Each record below is to be reproduced without any change.
— START Entries supplied —
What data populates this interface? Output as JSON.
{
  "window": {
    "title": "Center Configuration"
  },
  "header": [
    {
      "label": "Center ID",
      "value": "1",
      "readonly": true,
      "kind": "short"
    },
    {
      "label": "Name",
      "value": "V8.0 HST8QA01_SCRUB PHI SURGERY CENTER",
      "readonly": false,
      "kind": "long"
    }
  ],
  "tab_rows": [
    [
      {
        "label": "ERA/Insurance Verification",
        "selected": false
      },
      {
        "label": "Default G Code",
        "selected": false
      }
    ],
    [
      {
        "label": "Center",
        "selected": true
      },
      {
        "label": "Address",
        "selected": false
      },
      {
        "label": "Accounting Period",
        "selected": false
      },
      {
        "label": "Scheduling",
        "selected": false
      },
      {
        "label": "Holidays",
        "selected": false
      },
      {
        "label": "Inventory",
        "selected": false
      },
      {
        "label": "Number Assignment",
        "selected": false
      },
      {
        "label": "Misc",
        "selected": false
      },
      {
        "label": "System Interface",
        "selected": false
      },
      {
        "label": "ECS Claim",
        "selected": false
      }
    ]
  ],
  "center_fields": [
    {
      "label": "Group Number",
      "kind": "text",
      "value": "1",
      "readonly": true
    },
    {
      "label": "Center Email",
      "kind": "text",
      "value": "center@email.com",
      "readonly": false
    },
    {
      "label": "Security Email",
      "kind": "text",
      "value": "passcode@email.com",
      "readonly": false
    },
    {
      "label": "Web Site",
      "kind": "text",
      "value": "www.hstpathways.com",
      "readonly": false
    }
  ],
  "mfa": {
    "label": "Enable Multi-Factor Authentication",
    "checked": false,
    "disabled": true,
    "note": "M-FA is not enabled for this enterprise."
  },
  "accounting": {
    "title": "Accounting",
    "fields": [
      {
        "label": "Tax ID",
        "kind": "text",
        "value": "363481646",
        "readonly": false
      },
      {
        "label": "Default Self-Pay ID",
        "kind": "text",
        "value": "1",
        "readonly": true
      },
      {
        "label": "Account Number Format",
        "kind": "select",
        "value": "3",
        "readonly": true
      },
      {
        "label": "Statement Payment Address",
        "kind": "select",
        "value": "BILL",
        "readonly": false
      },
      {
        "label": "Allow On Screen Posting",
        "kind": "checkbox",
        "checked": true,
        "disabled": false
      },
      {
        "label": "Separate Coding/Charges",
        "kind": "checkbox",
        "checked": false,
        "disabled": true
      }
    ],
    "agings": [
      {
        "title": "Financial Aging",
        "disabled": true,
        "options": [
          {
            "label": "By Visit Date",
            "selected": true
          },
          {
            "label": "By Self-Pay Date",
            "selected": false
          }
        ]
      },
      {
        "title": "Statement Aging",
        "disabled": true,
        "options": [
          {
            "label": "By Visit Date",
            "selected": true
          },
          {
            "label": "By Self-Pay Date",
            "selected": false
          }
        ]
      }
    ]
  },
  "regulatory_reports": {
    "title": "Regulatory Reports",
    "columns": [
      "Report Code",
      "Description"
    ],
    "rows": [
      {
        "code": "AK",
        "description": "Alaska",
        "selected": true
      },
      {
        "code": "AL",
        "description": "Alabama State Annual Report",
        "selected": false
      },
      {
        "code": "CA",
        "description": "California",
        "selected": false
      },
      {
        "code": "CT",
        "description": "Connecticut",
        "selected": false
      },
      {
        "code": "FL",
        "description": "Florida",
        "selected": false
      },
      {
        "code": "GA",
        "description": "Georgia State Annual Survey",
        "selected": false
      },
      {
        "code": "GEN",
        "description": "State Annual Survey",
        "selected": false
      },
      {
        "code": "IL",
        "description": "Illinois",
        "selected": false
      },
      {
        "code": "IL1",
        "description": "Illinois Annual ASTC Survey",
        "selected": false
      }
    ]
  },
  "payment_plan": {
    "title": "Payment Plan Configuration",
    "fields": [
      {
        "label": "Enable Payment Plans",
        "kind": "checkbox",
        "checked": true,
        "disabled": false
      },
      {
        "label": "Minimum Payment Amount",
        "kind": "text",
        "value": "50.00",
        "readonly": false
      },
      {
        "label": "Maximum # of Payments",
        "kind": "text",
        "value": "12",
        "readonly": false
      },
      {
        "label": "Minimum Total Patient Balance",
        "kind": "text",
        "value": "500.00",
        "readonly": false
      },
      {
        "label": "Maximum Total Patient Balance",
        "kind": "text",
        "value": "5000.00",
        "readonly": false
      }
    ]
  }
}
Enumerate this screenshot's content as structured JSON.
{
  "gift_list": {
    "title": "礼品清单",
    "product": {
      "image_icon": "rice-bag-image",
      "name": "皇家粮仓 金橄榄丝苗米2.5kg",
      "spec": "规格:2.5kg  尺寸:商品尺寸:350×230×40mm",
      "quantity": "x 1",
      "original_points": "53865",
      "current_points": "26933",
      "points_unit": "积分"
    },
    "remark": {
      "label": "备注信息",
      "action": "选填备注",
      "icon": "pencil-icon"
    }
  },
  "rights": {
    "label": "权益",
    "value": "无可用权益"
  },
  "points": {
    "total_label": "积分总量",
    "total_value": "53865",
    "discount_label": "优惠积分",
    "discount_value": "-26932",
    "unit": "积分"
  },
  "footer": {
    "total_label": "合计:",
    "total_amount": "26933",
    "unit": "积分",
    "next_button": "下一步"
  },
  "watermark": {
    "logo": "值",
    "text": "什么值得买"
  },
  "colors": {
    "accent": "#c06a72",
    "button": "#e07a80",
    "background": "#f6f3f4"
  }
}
— END Entries supplied —
▶ **Exercise solution**
What data populates this interface? Output as JSON.
{
  "window": {
    "title": "Center Configuration"
  },
  "header": [
    {
      "label": "Center ID",
      "value": "1",
      "readonly": true,
      "kind": "short"
    },
    {
      "label": "Name",
      "value": "V8.0 HST8QA01_SCRUB PHI SURGERY CENTER",
      "readonly": false,
      "kind": "long"
    }
  ],
  "tab_rows": [
    [
      {
        "label": "ERA/Insurance Verification",
        "selected": false
      },
      {
        "label": "Default G Code",
        "selected": false
      }
    ],
    [
      {
        "label": "Center",
        "selected": true
      },
      {
        "label": "Address",
        "selected": false
      },
      {
        "label": "Accounting Period",
        "selected": false
      },
      {
        "label": "Scheduling",
        "selected": false
      },
      {
        "label": "Holidays",
        "selected": false
      },
      {
        "label": "Inventory",
        "selected": false
      },
      {
        "label": "Number Assignment",
        "selected": false
      },
      {
        "label": "Misc",
        "selected": false
      },
      {
        "label": "System Interface",
        "selected": false
      },
      {
        "label": "ECS Claim",
        "selected": false
      }
    ]
  ],
  "center_fields": [
    {
      "label": "Group Number",
      "kind": "text",
      "value": "1",
      "readonly": true
    },
    {
      "label": "Center Email",
      "kind": "text",
      "value": "center@email.com",
      "readonly": false
    },
    {
      "label": "Security Email",
      "kind": "text",
      "value": "passcode@email.com",
      "readonly": false
    },
    {
      "label": "Web Site",
      "kind": "text",
      "value": "www.hstpathways.com",
      "readonly": false
    }
  ],
  "mfa": {
    "label": "Enable Multi-Factor Authentication",
    "checked": false,
    "disabled": true,
    "note": "M-FA is not enabled for this enterprise."
  },
  "accounting": {
    "title": "Accounting",
    "fields": [
      {
        "label": "Tax ID",
        "kind": "text",
        "value": "363481646",
        "readonly": false
      },
      {
        "label": "Default Self-Pay ID",
        "kind": "text",
        "value": "1",
        "readonly": true
      },
      {
        "label": "Account Number Format",
        "kind": "select",
        "value": "3",
        "readonly": true
      },
      {
        "label": "Statement Payment Address",
        "kind": "select",
        "value": "BILL",
        "readonly": false
      },
      {
        "label": "Allow On Screen Posting",
        "kind": "checkbox",
        "checked": true,
        "disabled": false
      },
      {
        "label": "Separate Coding/Charges",
        "kind": "checkbox",
        "checked": false,
        "disabled": true
      }
    ],
    "agings": [
      {
        "title": "Financial Aging",
        "disabled": true,
        "options": [
          {
            "label": "By Visit Date",
            "selected": true
          },
          {
            "label": "By Self-Pay Date",
            "selected": false
          }
        ]
      },
      {
        "title": "Statement Aging",
        "disabled": true,
        "options": [
          {
            "label": "By Visit Date",
            "selected": true
          },
          {
            "label": "By Self-Pay Date",
            "selected": false
          }
        ]
      }
    ]
  },
  "regulatory_reports": {
    "title": "Regulatory Reports",
    "columns": [
      "Report Code",
      "Description"
    ],
    "rows": [
      {
        "code": "AK",
        "description": "Alaska",
        "selected": true
      },
      {
        "code": "AL",
        "description": "Alabama State Annual Report",
        "selected": false
      },
      {
        "code": "CA",
        "description": "California",
        "selected": false
      },
      {
        "code": "CT",
        "description": "Connecticut",
        "selected": false
      },
      {
        "code": "FL",
        "description": "Florida",
        "selected": false
      },
      {
        "code": "GA",
        "description": "Georgia State Annual Survey",
        "selected": false
      },
      {
        "code": "GEN",
        "description": "State Annual Survey",
        "selected": false
      },
      {
        "code": "IL",
        "description": "Illinois",
        "selected": false
      },
      {
        "code": "IL1",
        "description": "Illinois Annual ASTC Survey",
        "selected": false
      }
    ]
  },
  "payment_plan": {
    "title": "Payment Plan Configuration",
    "fields": [
      {
        "label": "Enable Payment Plans",
        "kind": "checkbox",
        "checked": true,
        "disabled": false
      },
      {
        "label": "Minimum Payment Amount",
        "kind": "text",
        "value": "50.00",
        "readonly": false
      },
      {
        "label": "Maximum # of Payments",
        "kind": "text",
        "value": "12",
        "readonly": false
      },
      {
        "label": "Minimum Total Patient Balance",
        "kind": "text",
        "value": "500.00",
        "readonly": false
      },
      {
        "label": "Maximum Total Patient Balance",
        "kind": "text",
        "value": "5000.00",
        "readonly": false
      }
    ]
  }
}
Enumerate this screenshot's content as structured JSON.
{
  "gift_list": {
    "title": "礼品清单",
    "product": {
      "image_icon": "rice-bag-image",
      "name": "皇家粮仓 金橄榄丝苗米2.5kg",
      "spec": "规格:2.5kg  尺寸:商品尺寸:350×230×40mm",
      "quantity": "x 1",
      "original_points": "53865",
      "current_points": "26933",
      "points_unit": "积分"
    },
    "remark": {
      "label": "备注信息",
      "action": "选填备注",
      "icon": "pencil-icon"
    }
  },
  "rights": {
    "label": "权益",
    "value": "无可用权益"
  },
  "points": {
    "total_label": "积分总量",
    "total_value": "53865",
    "discount_label": "优惠积分",
    "discount_value": "-26932",
    "unit": "积分"
  },
  "footer": {
    "total_label": "合计:",
    "total_amount": "26933",
    "unit": "积分",
    "next_button": "下一步"
  },
  "watermark": {
    "logo": "值",
    "text": "什么值得买"
  },
  "colors": {
    "accent": "#c06a72",
    "button": "#e07a80",
    "background": "#f6f3f4"
  }
}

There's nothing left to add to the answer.